------ THE INPUT ------

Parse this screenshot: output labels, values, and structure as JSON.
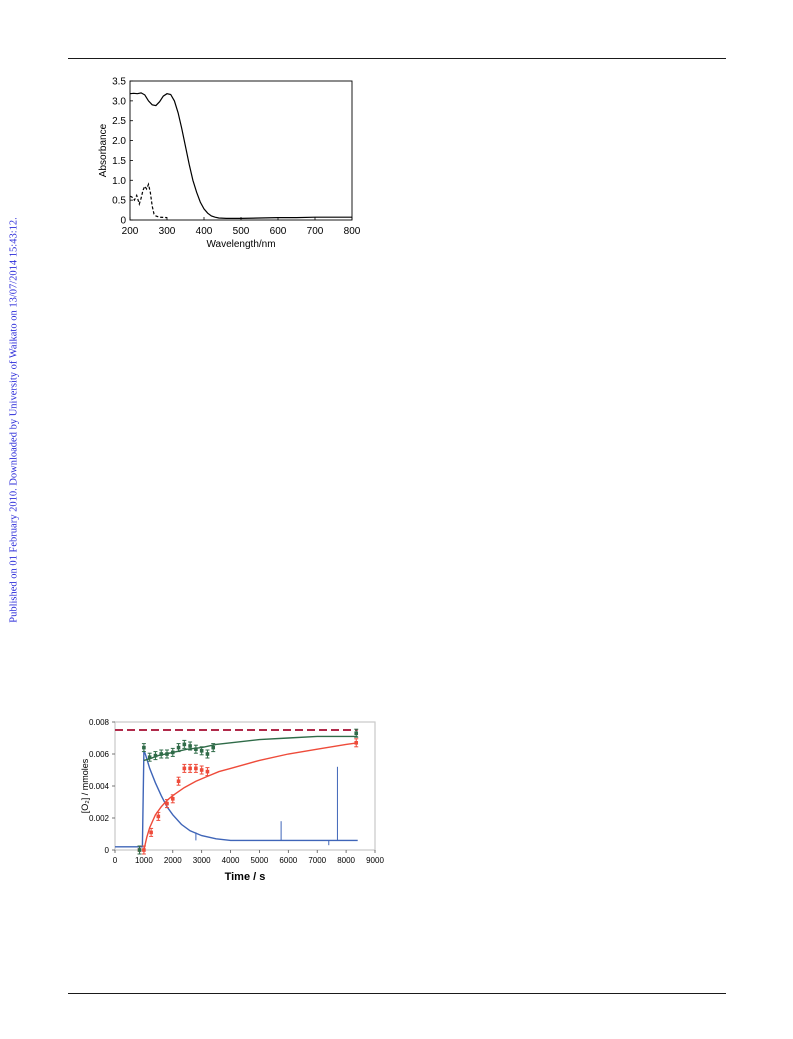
{
  "sidebar_note": "Published on 01 February 2010. Downloaded by University of Waikato on 13/07/2014 15:43:12.",
  "chart_data": [
    {
      "type": "line",
      "title": "",
      "xlabel": "Wavelength/nm",
      "ylabel": "Absorbance",
      "xlim": [
        200,
        800
      ],
      "ylim": [
        0,
        3.5
      ],
      "x_ticks": [
        "200",
        "300",
        "400",
        "500",
        "600",
        "700",
        "800"
      ],
      "y_ticks": [
        "0",
        "0.5",
        "1.0",
        "1.5",
        "2.0",
        "2.5",
        "3.0",
        "3.5"
      ],
      "grid": false,
      "series": [
        {
          "style": "solid",
          "color": "#000000",
          "x": [
            200,
            210,
            220,
            230,
            240,
            250,
            260,
            270,
            280,
            290,
            300,
            310,
            320,
            330,
            340,
            350,
            360,
            370,
            380,
            390,
            400,
            410,
            420,
            430,
            440,
            460,
            480,
            500,
            550,
            600,
            650,
            700,
            750,
            800
          ],
          "y": [
            3.18,
            3.19,
            3.18,
            3.2,
            3.15,
            3.0,
            2.9,
            2.88,
            2.98,
            3.12,
            3.18,
            3.16,
            3.0,
            2.7,
            2.3,
            1.85,
            1.4,
            1.0,
            0.7,
            0.45,
            0.28,
            0.17,
            0.1,
            0.07,
            0.05,
            0.04,
            0.04,
            0.04,
            0.05,
            0.06,
            0.06,
            0.07,
            0.07,
            0.07
          ]
        },
        {
          "style": "dashed",
          "color": "#000000",
          "x": [
            200,
            205,
            212,
            218,
            225,
            230,
            235,
            240,
            245,
            250,
            255,
            260,
            265,
            270,
            280,
            300
          ],
          "y": [
            0.6,
            0.58,
            0.5,
            0.62,
            0.4,
            0.55,
            0.75,
            0.85,
            0.78,
            0.9,
            0.7,
            0.35,
            0.15,
            0.1,
            0.07,
            0.06
          ]
        }
      ]
    },
    {
      "type": "line",
      "title": "",
      "xlabel": "Time / s",
      "ylabel": "[O₂] / mmoles",
      "xlim": [
        0,
        9000
      ],
      "ylim": [
        0,
        0.008
      ],
      "x_ticks": [
        "0",
        "1000",
        "2000",
        "3000",
        "4000",
        "5000",
        "6000",
        "7000",
        "8000",
        "9000"
      ],
      "y_ticks": [
        "0",
        "0.002",
        "0.004",
        "0.006",
        "0.008"
      ],
      "grid": false,
      "colors": {
        "blue": "#3f65b8",
        "red": "#ee4b3a",
        "green": "#2f6b48",
        "dashed": "#b02a4a",
        "frame": "#c9c9c9"
      },
      "series": [
        {
          "style": "dashed",
          "color": "#b02a4a",
          "x": [
            0,
            8400
          ],
          "y": [
            0.0075,
            0.0075
          ]
        },
        {
          "style": "line",
          "color": "#3f65b8",
          "x": [
            0,
            800,
            950,
            1000,
            1050,
            1100,
            1200,
            1400,
            1600,
            1800,
            2000,
            2300,
            2600,
            3000,
            3500,
            4000,
            4500,
            5000,
            6000,
            7000,
            8000,
            8400
          ],
          "y": [
            0.0002,
            0.0002,
            0.0002,
            0.0062,
            0.006,
            0.0057,
            0.0051,
            0.0042,
            0.0034,
            0.0027,
            0.0022,
            0.0016,
            0.0012,
            0.0009,
            0.0007,
            0.0006,
            0.0006,
            0.0006,
            0.0006,
            0.0006,
            0.0006,
            0.0006
          ]
        },
        {
          "style": "line",
          "color": "#ee4b3a",
          "x": [
            1000,
            1100,
            1200,
            1400,
            1600,
            1800,
            2000,
            2400,
            2800,
            3200,
            3600,
            4000,
            5000,
            6000,
            7000,
            8000,
            8400
          ],
          "y": [
            0,
            0.0008,
            0.0014,
            0.0022,
            0.0027,
            0.0031,
            0.0034,
            0.0039,
            0.0043,
            0.0046,
            0.0049,
            0.0051,
            0.0056,
            0.006,
            0.0063,
            0.0066,
            0.0067
          ]
        },
        {
          "style": "line",
          "color": "#2f6b48",
          "x": [
            1000,
            1200,
            1500,
            2000,
            2500,
            3000,
            3500,
            4000,
            5000,
            6000,
            7000,
            8000,
            8400
          ],
          "y": [
            0.0056,
            0.0057,
            0.0059,
            0.0061,
            0.0063,
            0.0064,
            0.0066,
            0.0067,
            0.0069,
            0.007,
            0.0071,
            0.0071,
            0.0071
          ]
        },
        {
          "style": "points",
          "color": "#ee4b3a",
          "x": [
            850,
            1000,
            1250,
            1500,
            1800,
            2000,
            2200,
            2400,
            2600,
            2800,
            3000,
            3200,
            8350
          ],
          "y": [
            0,
            0,
            0.0011,
            0.0021,
            0.0029,
            0.0032,
            0.0043,
            0.0051,
            0.0051,
            0.0051,
            0.005,
            0.0049,
            0.0067
          ]
        },
        {
          "style": "points",
          "color": "#2f6b48",
          "x": [
            850,
            1000,
            1200,
            1400,
            1600,
            1800,
            2000,
            2200,
            2400,
            2600,
            2800,
            3000,
            3200,
            3400,
            8350
          ],
          "y": [
            0,
            0.0064,
            0.0058,
            0.0059,
            0.006,
            0.006,
            0.0061,
            0.0064,
            0.0066,
            0.0065,
            0.0063,
            0.0062,
            0.006,
            0.0064,
            0.0073
          ]
        }
      ]
    }
  ]
}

------

Leave the images out and output the remaining material exactly as it stands.

Parse this screenshot: output labels, values, and structure as JSON.
{
  "sidebar_note": "Published on 01 February 2010. Downloaded by University of Waikato on 13/07/2014 15:43:12.",
  "chart_data": [
    {
      "type": "line",
      "title": "",
      "xlabel": "Wavelength/nm",
      "ylabel": "Absorbance",
      "xlim": [
        200,
        800
      ],
      "ylim": [
        0,
        3.5
      ],
      "x_ticks": [
        "200",
        "300",
        "400",
        "500",
        "600",
        "700",
        "800"
      ],
      "y_ticks": [
        "0",
        "0.5",
        "1.0",
        "1.5",
        "2.0",
        "2.5",
        "3.0",
        "3.5"
      ],
      "grid": false,
      "series": [
        {
          "style": "solid",
          "color": "#000000",
          "x": [
            200,
            210,
            220,
            230,
            240,
            250,
            260,
            270,
            280,
            290,
            300,
            310,
            320,
            330,
            340,
            350,
            360,
            370,
            380,
            390,
            400,
            410,
            420,
            430,
            440,
            460,
            480,
            500,
            550,
            600,
            650,
            700,
            750,
            800
          ],
          "y": [
            3.18,
            3.19,
            3.18,
            3.2,
            3.15,
            3.0,
            2.9,
            2.88,
            2.98,
            3.12,
            3.18,
            3.16,
            3.0,
            2.7,
            2.3,
            1.85,
            1.4,
            1.0,
            0.7,
            0.45,
            0.28,
            0.17,
            0.1,
            0.07,
            0.05,
            0.04,
            0.04,
            0.04,
            0.05,
            0.06,
            0.06,
            0.07,
            0.07,
            0.07
          ]
        },
        {
          "style": "dashed",
          "color": "#000000",
          "x": [
            200,
            205,
            212,
            218,
            225,
            230,
            235,
            240,
            245,
            250,
            255,
            260,
            265,
            270,
            280,
            300
          ],
          "y": [
            0.6,
            0.58,
            0.5,
            0.62,
            0.4,
            0.55,
            0.75,
            0.85,
            0.78,
            0.9,
            0.7,
            0.35,
            0.15,
            0.1,
            0.07,
            0.06
          ]
        }
      ]
    },
    {
      "type": "line",
      "title": "",
      "xlabel": "Time / s",
      "ylabel": "[O₂] / mmoles",
      "xlim": [
        0,
        9000
      ],
      "ylim": [
        0,
        0.008
      ],
      "x_ticks": [
        "0",
        "1000",
        "2000",
        "3000",
        "4000",
        "5000",
        "6000",
        "7000",
        "8000",
        "9000"
      ],
      "y_ticks": [
        "0",
        "0.002",
        "0.004",
        "0.006",
        "0.008"
      ],
      "grid": false,
      "colors": {
        "blue": "#3f65b8",
        "red": "#ee4b3a",
        "green": "#2f6b48",
        "dashed": "#b02a4a",
        "frame": "#c9c9c9"
      },
      "series": [
        {
          "style": "dashed",
          "color": "#b02a4a",
          "x": [
            0,
            8400
          ],
          "y": [
            0.0075,
            0.0075
          ]
        },
        {
          "style": "line",
          "color": "#3f65b8",
          "x": [
            0,
            800,
            950,
            1000,
            1050,
            1100,
            1200,
            1400,
            1600,
            1800,
            2000,
            2300,
            2600,
            3000,
            3500,
            4000,
            4500,
            5000,
            6000,
            7000,
            8000,
            8400
          ],
          "y": [
            0.0002,
            0.0002,
            0.0002,
            0.0062,
            0.006,
            0.0057,
            0.0051,
            0.0042,
            0.0034,
            0.0027,
            0.0022,
            0.0016,
            0.0012,
            0.0009,
            0.0007,
            0.0006,
            0.0006,
            0.0006,
            0.0006,
            0.0006,
            0.0006,
            0.0006
          ]
        },
        {
          "style": "line",
          "color": "#ee4b3a",
          "x": [
            1000,
            1100,
            1200,
            1400,
            1600,
            1800,
            2000,
            2400,
            2800,
            3200,
            3600,
            4000,
            5000,
            6000,
            7000,
            8000,
            8400
          ],
          "y": [
            0,
            0.0008,
            0.0014,
            0.0022,
            0.0027,
            0.0031,
            0.0034,
            0.0039,
            0.0043,
            0.0046,
            0.0049,
            0.0051,
            0.0056,
            0.006,
            0.0063,
            0.0066,
            0.0067
          ]
        },
        {
          "style": "line",
          "color": "#2f6b48",
          "x": [
            1000,
            1200,
            1500,
            2000,
            2500,
            3000,
            3500,
            4000,
            5000,
            6000,
            7000,
            8000,
            8400
          ],
          "y": [
            0.0056,
            0.0057,
            0.0059,
            0.0061,
            0.0063,
            0.0064,
            0.0066,
            0.0067,
            0.0069,
            0.007,
            0.0071,
            0.0071,
            0.0071
          ]
        },
        {
          "style": "points",
          "color": "#ee4b3a",
          "x": [
            850,
            1000,
            1250,
            1500,
            1800,
            2000,
            2200,
            2400,
            2600,
            2800,
            3000,
            3200,
            8350
          ],
          "y": [
            0,
            0,
            0.0011,
            0.0021,
            0.0029,
            0.0032,
            0.0043,
            0.0051,
            0.0051,
            0.0051,
            0.005,
            0.0049,
            0.0067
          ]
        },
        {
          "style": "points",
          "color": "#2f6b48",
          "x": [
            850,
            1000,
            1200,
            1400,
            1600,
            1800,
            2000,
            2200,
            2400,
            2600,
            2800,
            3000,
            3200,
            3400,
            8350
          ],
          "y": [
            0,
            0.0064,
            0.0058,
            0.0059,
            0.006,
            0.006,
            0.0061,
            0.0064,
            0.0066,
            0.0065,
            0.0063,
            0.0062,
            0.006,
            0.0064,
            0.0073
          ]
        }
      ]
    }
  ]
}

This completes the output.